## start Supplied information

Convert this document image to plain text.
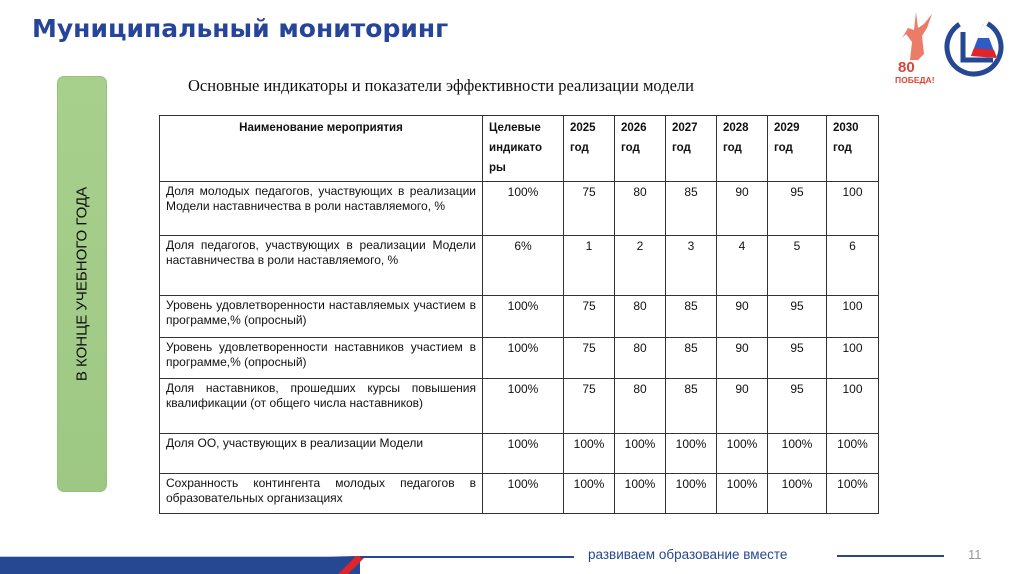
Муниципальный мониторинг
80
ПОБЕДА!
В КОНЦЕ УЧЕБНОГО ГОДА
Основные индикаторы и показатели эффективности реализации модели
Наименование мероприятия	Целевые индикато ры	2025 год	2026 год	2027 год	2028 год	2029 год	2030 год
Доля молодых педагогов, участвующих в реализации Модели наставничества в роли наставляемого, %	100%	75	80	85	90	95	100
Доля педагогов, участвующих в реализации Модели наставничества в роли наставляемого, %	6%	1	2	3	4	5	6
Уровень удовлетворенности наставляемых участием в программе,% (опросный)	100%	75	80	85	90	95	100
Уровень удовлетворенности наставников участием в программе,% (опросный)	100%	75	80	85	90	95	100
Доля наставников, прошедших курсы повышения квалификации (от общего числа наставников)	100%	75	80	85	90	95	100
Доля ОО, участвующих в реализации Модели	100%	100%	100%	100%	100%	100%	100%
Сохранность контингента молодых педагогов в образовательных организациях	100%	100%	100%	100%	100%	100%	100%
развиваем образование вместе	11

## end Supplied information

[What this task involves] Output the entries above exactly. Drop the pictures.

[Problem solution]
Convert this document image to plain text.
Муниципальный мониторинг
80
ПОБЕДА!
В КОНЦЕ УЧЕБНОГО ГОДА
Основные индикаторы и показатели эффективности реализации модели
Наименование мероприятия	Целевые индикато ры	2025 год	2026 год	2027 год	2028 год	2029 год	2030 год
Доля молодых педагогов, участвующих в реализации Модели наставничества в роли наставляемого, %	100%	75	80	85	90	95	100
Доля педагогов, участвующих в реализации Модели наставничества в роли наставляемого, %	6%	1	2	3	4	5	6
Уровень удовлетворенности наставляемых участием в программе,% (опросный)	100%	75	80	85	90	95	100
Уровень удовлетворенности наставников участием в программе,% (опросный)	100%	75	80	85	90	95	100
Доля наставников, прошедших курсы повышения квалификации (от общего числа наставников)	100%	75	80	85	90	95	100
Доля ОО, участвующих в реализации Модели	100%	100%	100%	100%	100%	100%	100%
Сохранность контингента молодых педагогов в образовательных организациях	100%	100%	100%	100%	100%	100%	100%
развиваем образование вместе	11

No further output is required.